*TASK DIRECTIONS:*
Return all of the entries word for word, but omit the pictures they contain.

*RECORDS FOR PROCESSING:*
=-=-=
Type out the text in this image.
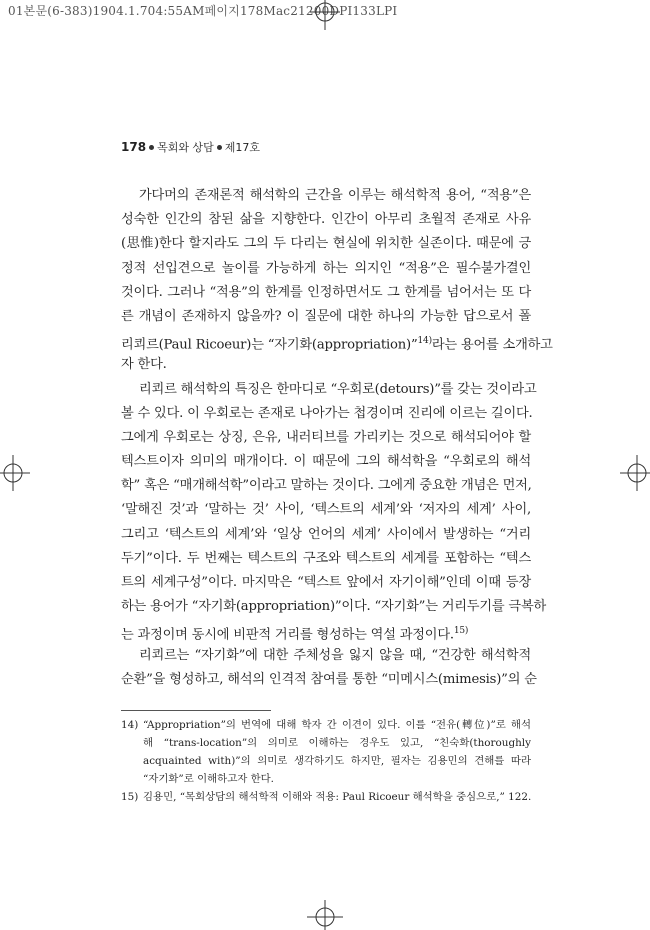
01본문(6-383)1904.1.704:55AM페이지178Mac21200DPI133LPI
178 목회와 상담 제17호
가다머의 존재론적 해석학의 근간을 이루는 해석학적 용어, “적용”은
성숙한 인간의 참된 삶을 지향한다. 인간이 아무리 초월적 존재로 사유
(思惟)한다 할지라도 그의 두 다리는 현실에 위치한 실존이다. 때문에 긍
정적 선입견으로 놀이를 가능하게 하는 의지인 “적용”은 필수불가결인
것이다. 그러나 “적용”의 한계를 인정하면서도 그 한계를 넘어서는 또 다
른 개념이 존재하지 않을까? 이 질문에 대한 하나의 가능한 답으로서 폴
리쾨르(Paul Ricoeur)는 “자기화(appropriation)”$^{14)}$라는 용어를 소개하고
자 한다.
리쾨르 해석학의 특징은 한마디로 “우회로(detours)”를 갖는 것이라고
볼 수 있다. 이 우회로는 존재로 나아가는 첩경이며 진리에 이르는 길이다.
그에게 우회로는 상징, 은유, 내러티브를 가리키는 것으로 해석되어야 할
텍스트이자 의미의 매개이다. 이 때문에 그의 해석학을 “우회로의 해석
학” 혹은 “매개해석학”이라고 말하는 것이다. 그에게 중요한 개념은 먼저,
‘말해진 것’과 ‘말하는 것’ 사이, ‘텍스트의 세계’와 ‘저자의 세계’ 사이,
그리고 ‘텍스트의 세계’와 ‘일상 언어의 세계’ 사이에서 발생하는 “거리
두기”이다. 두 번째는 텍스트의 구조와 텍스트의 세계를 포함하는 “텍스
트의 세계구성”이다. 마지막은 “텍스트 앞에서 자기이해”인데 이때 등장
하는 용어가 “자기화(appropriation)”이다. “자기화”는 거리두기를 극복하
는 과정이며 동시에 비판적 거리를 형성하는 역설 과정이다.$^{15)}$
리쾨르는 “자기화”에 대한 주체성을 잃지 않을 때, “건강한 해석학적
순환”을 형성하고, 해석의 인격적 참여를 통한 “미메시스(mimesis)”의 순
14) “Appropriation”의 번역에 대해 학자 간 이견이 있다. 이를 “전유(轉位)”로 해석
해 “trans-location”의 의미로 이해하는 경우도 있고, “친숙화(thoroughly
acquainted with)”의 의미로 생각하기도 하지만, 필자는 김용민의 견해를 따라
“자기화”로 이해하고자 한다.
15) 김용민, “목회상담의 해석학적 이해와 적용: Paul Ricoeur 해석학을 중심으로,” 122.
=-=-=
*THE REPLY:*
Type out the text in this image.
01본문(6-383)1904.1.704:55AM페이지178Mac21200DPI133LPI
178 목회와 상담 제17호
가다머의 존재론적 해석학의 근간을 이루는 해석학적 용어, “적용”은
성숙한 인간의 참된 삶을 지향한다. 인간이 아무리 초월적 존재로 사유
(思惟)한다 할지라도 그의 두 다리는 현실에 위치한 실존이다. 때문에 긍
정적 선입견으로 놀이를 가능하게 하는 의지인 “적용”은 필수불가결인
것이다. 그러나 “적용”의 한계를 인정하면서도 그 한계를 넘어서는 또 다
른 개념이 존재하지 않을까? 이 질문에 대한 하나의 가능한 답으로서 폴
리쾨르(Paul Ricoeur)는 “자기화(appropriation)”$^{14)}$라는 용어를 소개하고
자 한다.
리쾨르 해석학의 특징은 한마디로 “우회로(detours)”를 갖는 것이라고
볼 수 있다. 이 우회로는 존재로 나아가는 첩경이며 진리에 이르는 길이다.
그에게 우회로는 상징, 은유, 내러티브를 가리키는 것으로 해석되어야 할
텍스트이자 의미의 매개이다. 이 때문에 그의 해석학을 “우회로의 해석
학” 혹은 “매개해석학”이라고 말하는 것이다. 그에게 중요한 개념은 먼저,
‘말해진 것’과 ‘말하는 것’ 사이, ‘텍스트의 세계’와 ‘저자의 세계’ 사이,
그리고 ‘텍스트의 세계’와 ‘일상 언어의 세계’ 사이에서 발생하는 “거리
두기”이다. 두 번째는 텍스트의 구조와 텍스트의 세계를 포함하는 “텍스
트의 세계구성”이다. 마지막은 “텍스트 앞에서 자기이해”인데 이때 등장
하는 용어가 “자기화(appropriation)”이다. “자기화”는 거리두기를 극복하
는 과정이며 동시에 비판적 거리를 형성하는 역설 과정이다.$^{15)}$
리쾨르는 “자기화”에 대한 주체성을 잃지 않을 때, “건강한 해석학적
순환”을 형성하고, 해석의 인격적 참여를 통한 “미메시스(mimesis)”의 순
14) “Appropriation”의 번역에 대해 학자 간 이견이 있다. 이를 “전유(轉位)”로 해석
해 “trans-location”의 의미로 이해하는 경우도 있고, “친숙화(thoroughly
acquainted with)”의 의미로 생각하기도 하지만, 필자는 김용민의 견해를 따라
“자기화”로 이해하고자 한다.
15) 김용민, “목회상담의 해석학적 이해와 적용: Paul Ricoeur 해석학을 중심으로,” 122.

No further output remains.